::: DATASET ENTRIES

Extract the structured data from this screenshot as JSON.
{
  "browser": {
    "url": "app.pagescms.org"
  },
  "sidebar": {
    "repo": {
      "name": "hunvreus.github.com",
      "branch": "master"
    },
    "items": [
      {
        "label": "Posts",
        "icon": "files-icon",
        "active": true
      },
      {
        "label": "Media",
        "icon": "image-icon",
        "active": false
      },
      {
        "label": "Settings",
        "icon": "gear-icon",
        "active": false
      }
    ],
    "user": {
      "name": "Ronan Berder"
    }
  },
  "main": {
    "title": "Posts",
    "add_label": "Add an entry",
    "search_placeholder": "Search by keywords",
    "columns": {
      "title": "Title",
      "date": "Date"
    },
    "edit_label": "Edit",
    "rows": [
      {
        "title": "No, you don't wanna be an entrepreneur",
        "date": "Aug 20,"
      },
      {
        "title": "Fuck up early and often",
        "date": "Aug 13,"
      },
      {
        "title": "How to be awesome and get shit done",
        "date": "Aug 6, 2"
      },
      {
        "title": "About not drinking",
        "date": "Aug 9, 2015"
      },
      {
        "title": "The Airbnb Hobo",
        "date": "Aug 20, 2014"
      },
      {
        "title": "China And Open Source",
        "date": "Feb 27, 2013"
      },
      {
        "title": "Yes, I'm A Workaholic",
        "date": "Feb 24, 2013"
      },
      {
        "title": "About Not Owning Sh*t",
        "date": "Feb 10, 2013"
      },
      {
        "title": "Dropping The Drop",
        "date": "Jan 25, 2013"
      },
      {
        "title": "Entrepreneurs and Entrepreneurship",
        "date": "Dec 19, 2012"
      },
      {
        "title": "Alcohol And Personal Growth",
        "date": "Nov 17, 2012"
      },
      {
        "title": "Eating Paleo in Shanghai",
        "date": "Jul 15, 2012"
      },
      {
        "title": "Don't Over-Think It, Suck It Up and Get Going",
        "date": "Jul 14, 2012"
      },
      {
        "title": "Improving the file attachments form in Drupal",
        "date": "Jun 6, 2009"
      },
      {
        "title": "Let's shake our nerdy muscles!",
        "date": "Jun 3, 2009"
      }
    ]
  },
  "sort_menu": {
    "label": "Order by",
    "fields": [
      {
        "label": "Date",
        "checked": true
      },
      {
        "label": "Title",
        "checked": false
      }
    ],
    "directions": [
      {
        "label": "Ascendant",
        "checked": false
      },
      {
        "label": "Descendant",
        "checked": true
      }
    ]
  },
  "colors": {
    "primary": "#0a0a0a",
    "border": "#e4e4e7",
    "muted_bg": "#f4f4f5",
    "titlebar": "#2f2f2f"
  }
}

::::::

In full and verbatim, repeat the records given above.

Extract the structured data from this screenshot as JSON.
{
  "browser": {
    "url": "app.pagescms.org"
  },
  "sidebar": {
    "repo": {
      "name": "hunvreus.github.com",
      "branch": "master"
    },
    "items": [
      {
        "label": "Posts",
        "icon": "files-icon",
        "active": true
      },
      {
        "label": "Media",
        "icon": "image-icon",
        "active": false
      },
      {
        "label": "Settings",
        "icon": "gear-icon",
        "active": false
      }
    ],
    "user": {
      "name": "Ronan Berder"
    }
  },
  "main": {
    "title": "Posts",
    "add_label": "Add an entry",
    "search_placeholder": "Search by keywords",
    "columns": {
      "title": "Title",
      "date": "Date"
    },
    "edit_label": "Edit",
    "rows": [
      {
        "title": "No, you don't wanna be an entrepreneur",
        "date": "Aug 20,"
      },
      {
        "title": "Fuck up early and often",
        "date": "Aug 13,"
      },
      {
        "title": "How to be awesome and get shit done",
        "date": "Aug 6, 2"
      },
      {
        "title": "About not drinking",
        "date": "Aug 9, 2015"
      },
      {
        "title": "The Airbnb Hobo",
        "date": "Aug 20, 2014"
      },
      {
        "title": "China And Open Source",
        "date": "Feb 27, 2013"
      },
      {
        "title": "Yes, I'm A Workaholic",
        "date": "Feb 24, 2013"
      },
      {
        "title": "About Not Owning Sh*t",
        "date": "Feb 10, 2013"
      },
      {
        "title": "Dropping The Drop",
        "date": "Jan 25, 2013"
      },
      {
        "title": "Entrepreneurs and Entrepreneurship",
        "date": "Dec 19, 2012"
      },
      {
        "title": "Alcohol And Personal Growth",
        "date": "Nov 17, 2012"
      },
      {
        "title": "Eating Paleo in Shanghai",
        "date": "Jul 15, 2012"
      },
      {
        "title": "Don't Over-Think It, Suck It Up and Get Going",
        "date": "Jul 14, 2012"
      },
      {
        "title": "Improving the file attachments form in Drupal",
        "date": "Jun 6, 2009"
      },
      {
        "title": "Let's shake our nerdy muscles!",
        "date": "Jun 3, 2009"
      }
    ]
  },
  "sort_menu": {
    "label": "Order by",
    "fields": [
      {
        "label": "Date",
        "checked": true
      },
      {
        "label": "Title",
        "checked": false
      }
    ],
    "directions": [
      {
        "label": "Ascendant",
        "checked": false
      },
      {
        "label": "Descendant",
        "checked": true
      }
    ]
  },
  "colors": {
    "primary": "#0a0a0a",
    "border": "#e4e4e7",
    "muted_bg": "#f4f4f5",
    "titlebar": "#2f2f2f"
  }
}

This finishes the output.